**수행할 과제**
아래 항목의 각 줄을 글자 하나 바꾸지 말고 다시 쓰되, 그림을 가리키는 줄은 답에서 빼시오.

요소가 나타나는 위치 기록
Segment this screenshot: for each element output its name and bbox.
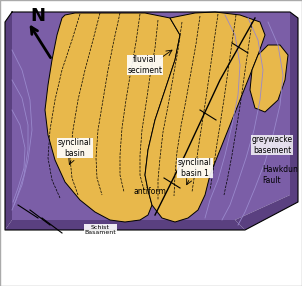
Text: synclinal
basin 1: synclinal basin 1 xyxy=(178,158,212,178)
Text: Schist
Basament: Schist Basament xyxy=(84,225,116,235)
Text: greywacke
basement: greywacke basement xyxy=(252,135,293,155)
Text: antiform: antiform xyxy=(133,188,166,196)
Text: synclinal
basin: synclinal basin xyxy=(58,138,92,158)
Text: Hawkdun
Fault: Hawkdun Fault xyxy=(262,165,298,185)
Polygon shape xyxy=(250,45,288,112)
Polygon shape xyxy=(12,12,290,220)
Polygon shape xyxy=(5,12,12,230)
Polygon shape xyxy=(235,12,298,230)
Polygon shape xyxy=(145,12,265,222)
Text: N: N xyxy=(31,7,46,25)
Polygon shape xyxy=(5,220,245,230)
Text: fluvial
seciment: fluvial seciment xyxy=(127,55,162,75)
Polygon shape xyxy=(45,13,180,222)
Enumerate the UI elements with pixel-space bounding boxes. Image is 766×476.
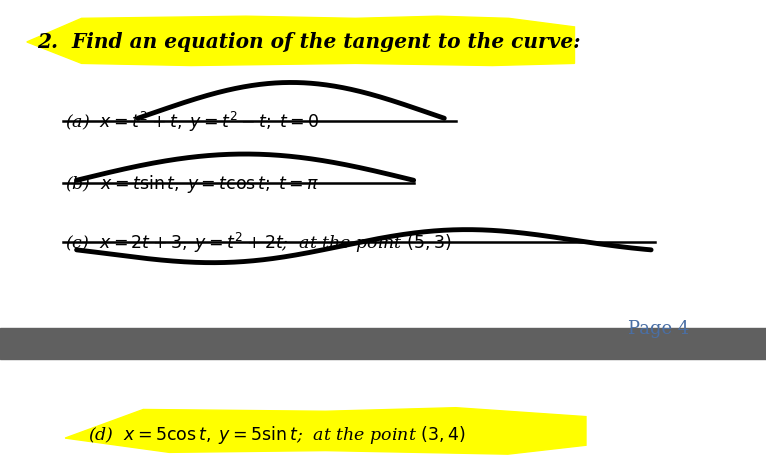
Text: (b)  $x = t\sin t, \; y = t\cos t; \; t = \pi$: (b) $x = t\sin t, \; y = t\cos t; \; t =… (65, 172, 319, 194)
Text: (c)  $x = 2t + 3, \; y = t^2 + 2t$;  at the point $(5, 3)$: (c) $x = 2t + 3, \; y = t^2 + 2t$; at th… (65, 231, 452, 255)
Polygon shape (65, 408, 586, 454)
Bar (0, 328, 766, 359)
Text: (d)  $x = 5\cos t, \; y = 5\sin t$;  at the point $(3, 4)$: (d) $x = 5\cos t, \; y = 5\sin t$; at th… (88, 423, 466, 445)
Text: (a)  $x = t^2 + t, \; y = t^2 - t; \; t = 0$: (a) $x = t^2 + t, \; y = t^2 - t; \; t =… (65, 109, 319, 133)
Text: 2.  Find an equation of the tangent to the curve:: 2. Find an equation of the tangent to th… (37, 32, 581, 52)
Text: Page 4: Page 4 (628, 319, 689, 337)
Polygon shape (27, 17, 574, 67)
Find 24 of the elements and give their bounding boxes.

**답안**
Segment this screenshot: for each element output its name and bbox.
Text: synclinal
basin 1: synclinal basin 1 xyxy=(178,158,212,178)
Text: Schist
Basament: Schist Basament xyxy=(84,225,116,235)
Text: greywacke
basement: greywacke basement xyxy=(252,135,293,155)
Text: antiform: antiform xyxy=(133,188,166,196)
Text: synclinal
basin: synclinal basin xyxy=(58,138,92,158)
Text: Hawkdun
Fault: Hawkdun Fault xyxy=(262,165,298,185)
Polygon shape xyxy=(250,45,288,112)
Polygon shape xyxy=(12,12,290,220)
Polygon shape xyxy=(5,12,12,230)
Polygon shape xyxy=(235,12,298,230)
Polygon shape xyxy=(145,12,265,222)
Text: N: N xyxy=(31,7,46,25)
Polygon shape xyxy=(5,220,245,230)
Text: fluvial
seciment: fluvial seciment xyxy=(127,55,162,75)
Polygon shape xyxy=(45,13,180,222)
Enumerate the UI elements with pixel-space bounding boxes. Image is 766×476.
Text: (b)  $x = t\sin t, \; y = t\cos t; \; t = \pi$: (b) $x = t\sin t, \; y = t\cos t; \; t =… (65, 172, 319, 194)
Text: (c)  $x = 2t + 3, \; y = t^2 + 2t$;  at the point $(5, 3)$: (c) $x = 2t + 3, \; y = t^2 + 2t$; at th… (65, 231, 452, 255)
Polygon shape (65, 408, 586, 454)
Bar (0, 328, 766, 359)
Text: (d)  $x = 5\cos t, \; y = 5\sin t$;  at the point $(3, 4)$: (d) $x = 5\cos t, \; y = 5\sin t$; at th… (88, 423, 466, 445)
Text: (a)  $x = t^2 + t, \; y = t^2 - t; \; t = 0$: (a) $x = t^2 + t, \; y = t^2 - t; \; t =… (65, 109, 319, 133)
Text: 2.  Find an equation of the tangent to the curve:: 2. Find an equation of the tangent to th… (37, 32, 581, 52)
Text: Page 4: Page 4 (628, 319, 689, 337)
Polygon shape (27, 17, 574, 67)
Find 24 of the elements and give their bounding boxes.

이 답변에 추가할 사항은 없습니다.